[TASK BRIEF] Take the material below and write it all out again exactly.
◇ ◇ ◇
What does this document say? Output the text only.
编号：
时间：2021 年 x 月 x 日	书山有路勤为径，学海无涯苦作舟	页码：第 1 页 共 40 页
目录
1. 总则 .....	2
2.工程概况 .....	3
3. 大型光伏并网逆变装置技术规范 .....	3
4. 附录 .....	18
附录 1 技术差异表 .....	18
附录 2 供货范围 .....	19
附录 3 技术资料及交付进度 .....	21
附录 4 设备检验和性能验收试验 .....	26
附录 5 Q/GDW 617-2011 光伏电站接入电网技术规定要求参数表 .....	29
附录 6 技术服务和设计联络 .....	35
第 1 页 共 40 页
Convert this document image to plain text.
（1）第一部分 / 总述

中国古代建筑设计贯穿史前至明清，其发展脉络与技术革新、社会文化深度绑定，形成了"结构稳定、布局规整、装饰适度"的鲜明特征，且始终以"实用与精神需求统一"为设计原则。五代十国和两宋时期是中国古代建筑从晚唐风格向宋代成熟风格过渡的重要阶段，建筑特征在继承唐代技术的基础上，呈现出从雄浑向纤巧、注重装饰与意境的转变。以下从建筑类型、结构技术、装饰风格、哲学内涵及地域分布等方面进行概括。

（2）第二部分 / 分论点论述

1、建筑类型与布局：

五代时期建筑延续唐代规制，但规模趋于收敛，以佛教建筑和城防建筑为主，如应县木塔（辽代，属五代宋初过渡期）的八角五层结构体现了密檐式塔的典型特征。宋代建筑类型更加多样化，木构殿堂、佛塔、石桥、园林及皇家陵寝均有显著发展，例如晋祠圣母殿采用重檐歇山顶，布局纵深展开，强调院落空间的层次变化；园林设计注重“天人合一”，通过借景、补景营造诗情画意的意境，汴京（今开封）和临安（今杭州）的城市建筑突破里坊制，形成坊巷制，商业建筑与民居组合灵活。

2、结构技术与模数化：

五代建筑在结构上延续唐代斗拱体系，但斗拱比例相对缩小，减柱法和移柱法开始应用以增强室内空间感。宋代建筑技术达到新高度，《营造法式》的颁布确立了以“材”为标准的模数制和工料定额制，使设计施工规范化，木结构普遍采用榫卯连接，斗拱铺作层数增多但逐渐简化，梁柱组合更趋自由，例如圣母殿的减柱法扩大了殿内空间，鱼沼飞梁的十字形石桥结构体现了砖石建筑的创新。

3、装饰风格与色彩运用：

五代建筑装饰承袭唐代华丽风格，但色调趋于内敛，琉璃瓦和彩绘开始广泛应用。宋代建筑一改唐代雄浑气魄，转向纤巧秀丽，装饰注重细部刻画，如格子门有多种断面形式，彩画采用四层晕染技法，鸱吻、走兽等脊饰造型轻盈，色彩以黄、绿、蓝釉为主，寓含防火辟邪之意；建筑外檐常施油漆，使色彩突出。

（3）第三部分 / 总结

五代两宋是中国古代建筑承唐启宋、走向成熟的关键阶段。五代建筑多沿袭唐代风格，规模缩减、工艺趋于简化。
◇ ◇ ◇
[RESULT OF THE EXERCISE]
What does this document say? Output the text only.
编号：
时间：2021 年 x 月 x 日	书山有路勤为径，学海无涯苦作舟	页码：第 1 页 共 40 页
目录
1. 总则 .....	2
2.工程概况 .....	3
3. 大型光伏并网逆变装置技术规范 .....	3
4. 附录 .....	18
附录 1 技术差异表 .....	18
附录 2 供货范围 .....	19
附录 3 技术资料及交付进度 .....	21
附录 4 设备检验和性能验收试验 .....	26
附录 5 Q/GDW 617-2011 光伏电站接入电网技术规定要求参数表 .....	29
附录 6 技术服务和设计联络 .....	35
第 1 页 共 40 页
Convert this document image to plain text.
（1）第一部分 / 总述

中国古代建筑设计贯穿史前至明清，其发展脉络与技术革新、社会文化深度绑定，形成了"结构稳定、布局规整、装饰适度"的鲜明特征，且始终以"实用与精神需求统一"为设计原则。五代十国和两宋时期是中国古代建筑从晚唐风格向宋代成熟风格过渡的重要阶段，建筑特征在继承唐代技术的基础上，呈现出从雄浑向纤巧、注重装饰与意境的转变。以下从建筑类型、结构技术、装饰风格、哲学内涵及地域分布等方面进行概括。

（2）第二部分 / 分论点论述

1、建筑类型与布局：

五代时期建筑延续唐代规制，但规模趋于收敛，以佛教建筑和城防建筑为主，如应县木塔（辽代，属五代宋初过渡期）的八角五层结构体现了密檐式塔的典型特征。宋代建筑类型更加多样化，木构殿堂、佛塔、石桥、园林及皇家陵寝均有显著发展，例如晋祠圣母殿采用重檐歇山顶，布局纵深展开，强调院落空间的层次变化；园林设计注重“天人合一”，通过借景、补景营造诗情画意的意境，汴京（今开封）和临安（今杭州）的城市建筑突破里坊制，形成坊巷制，商业建筑与民居组合灵活。

2、结构技术与模数化：

五代建筑在结构上延续唐代斗拱体系，但斗拱比例相对缩小，减柱法和移柱法开始应用以增强室内空间感。宋代建筑技术达到新高度，《营造法式》的颁布确立了以“材”为标准的模数制和工料定额制，使设计施工规范化，木结构普遍采用榫卯连接，斗拱铺作层数增多但逐渐简化，梁柱组合更趋自由，例如圣母殿的减柱法扩大了殿内空间，鱼沼飞梁的十字形石桥结构体现了砖石建筑的创新。

3、装饰风格与色彩运用：

五代建筑装饰承袭唐代华丽风格，但色调趋于内敛，琉璃瓦和彩绘开始广泛应用。宋代建筑一改唐代雄浑气魄，转向纤巧秀丽，装饰注重细部刻画，如格子门有多种断面形式，彩画采用四层晕染技法，鸱吻、走兽等脊饰造型轻盈，色彩以黄、绿、蓝釉为主，寓含防火辟邪之意；建筑外檐常施油漆，使色彩突出。

（3）第三部分 / 总结

五代两宋是中国古代建筑承唐启宋、走向成熟的关键阶段。五代建筑多沿袭唐代风格，规模缩减、工艺趋于简化。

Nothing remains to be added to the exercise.